_Exercise requirements_: Present the following entries again, word for word and in full.

_Data records_:
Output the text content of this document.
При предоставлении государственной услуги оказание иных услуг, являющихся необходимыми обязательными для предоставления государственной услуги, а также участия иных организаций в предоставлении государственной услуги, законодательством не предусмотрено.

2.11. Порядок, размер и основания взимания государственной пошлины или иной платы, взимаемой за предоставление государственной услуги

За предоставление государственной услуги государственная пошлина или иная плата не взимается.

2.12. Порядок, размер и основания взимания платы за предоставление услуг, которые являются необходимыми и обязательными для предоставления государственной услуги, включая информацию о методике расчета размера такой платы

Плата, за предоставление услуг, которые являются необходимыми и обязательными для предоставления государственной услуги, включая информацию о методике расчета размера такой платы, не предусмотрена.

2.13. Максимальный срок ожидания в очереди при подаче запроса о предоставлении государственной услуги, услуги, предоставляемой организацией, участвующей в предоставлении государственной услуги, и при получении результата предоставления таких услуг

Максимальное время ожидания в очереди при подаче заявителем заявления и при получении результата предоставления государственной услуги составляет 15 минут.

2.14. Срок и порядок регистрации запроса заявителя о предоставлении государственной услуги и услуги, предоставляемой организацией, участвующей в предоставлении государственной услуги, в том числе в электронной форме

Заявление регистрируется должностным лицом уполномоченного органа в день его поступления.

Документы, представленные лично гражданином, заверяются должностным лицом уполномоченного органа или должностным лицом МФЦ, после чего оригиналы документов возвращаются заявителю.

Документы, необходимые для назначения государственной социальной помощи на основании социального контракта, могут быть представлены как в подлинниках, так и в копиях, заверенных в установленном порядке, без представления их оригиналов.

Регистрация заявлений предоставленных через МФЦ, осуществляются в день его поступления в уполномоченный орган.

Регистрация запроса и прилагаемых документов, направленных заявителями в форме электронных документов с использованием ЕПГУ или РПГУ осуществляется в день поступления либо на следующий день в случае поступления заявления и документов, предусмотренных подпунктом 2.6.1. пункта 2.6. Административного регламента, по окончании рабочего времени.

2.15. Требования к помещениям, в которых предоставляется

_Output_:
Output the text content of this document.
При предоставлении государственной услуги оказание иных услуг, являющихся необходимыми обязательными для предоставления государственной услуги, а также участия иных организаций в предоставлении государственной услуги, законодательством не предусмотрено.

2.11. Порядок, размер и основания взимания государственной пошлины или иной платы, взимаемой за предоставление государственной услуги

За предоставление государственной услуги государственная пошлина или иная плата не взимается.

2.12. Порядок, размер и основания взимания платы за предоставление услуг, которые являются необходимыми и обязательными для предоставления государственной услуги, включая информацию о методике расчета размера такой платы

Плата, за предоставление услуг, которые являются необходимыми и обязательными для предоставления государственной услуги, включая информацию о методике расчета размера такой платы, не предусмотрена.

2.13. Максимальный срок ожидания в очереди при подаче запроса о предоставлении государственной услуги, услуги, предоставляемой организацией, участвующей в предоставлении государственной услуги, и при получении результата предоставления таких услуг

Максимальное время ожидания в очереди при подаче заявителем заявления и при получении результата предоставления государственной услуги составляет 15 минут.

2.14. Срок и порядок регистрации запроса заявителя о предоставлении государственной услуги и услуги, предоставляемой организацией, участвующей в предоставлении государственной услуги, в том числе в электронной форме

Заявление регистрируется должностным лицом уполномоченного органа в день его поступления.

Документы, представленные лично гражданином, заверяются должностным лицом уполномоченного органа или должностным лицом МФЦ, после чего оригиналы документов возвращаются заявителю.

Документы, необходимые для назначения государственной социальной помощи на основании социального контракта, могут быть представлены как в подлинниках, так и в копиях, заверенных в установленном порядке, без представления их оригиналов.

Регистрация заявлений предоставленных через МФЦ, осуществляются в день его поступления в уполномоченный орган.

Регистрация запроса и прилагаемых документов, направленных заявителями в форме электронных документов с использованием ЕПГУ или РПГУ осуществляется в день поступления либо на следующий день в случае поступления заявления и документов, предусмотренных подпунктом 2.6.1. пункта 2.6. Административного регламента, по окончании рабочего времени.

2.15. Требования к помещениям, в которых предоставляется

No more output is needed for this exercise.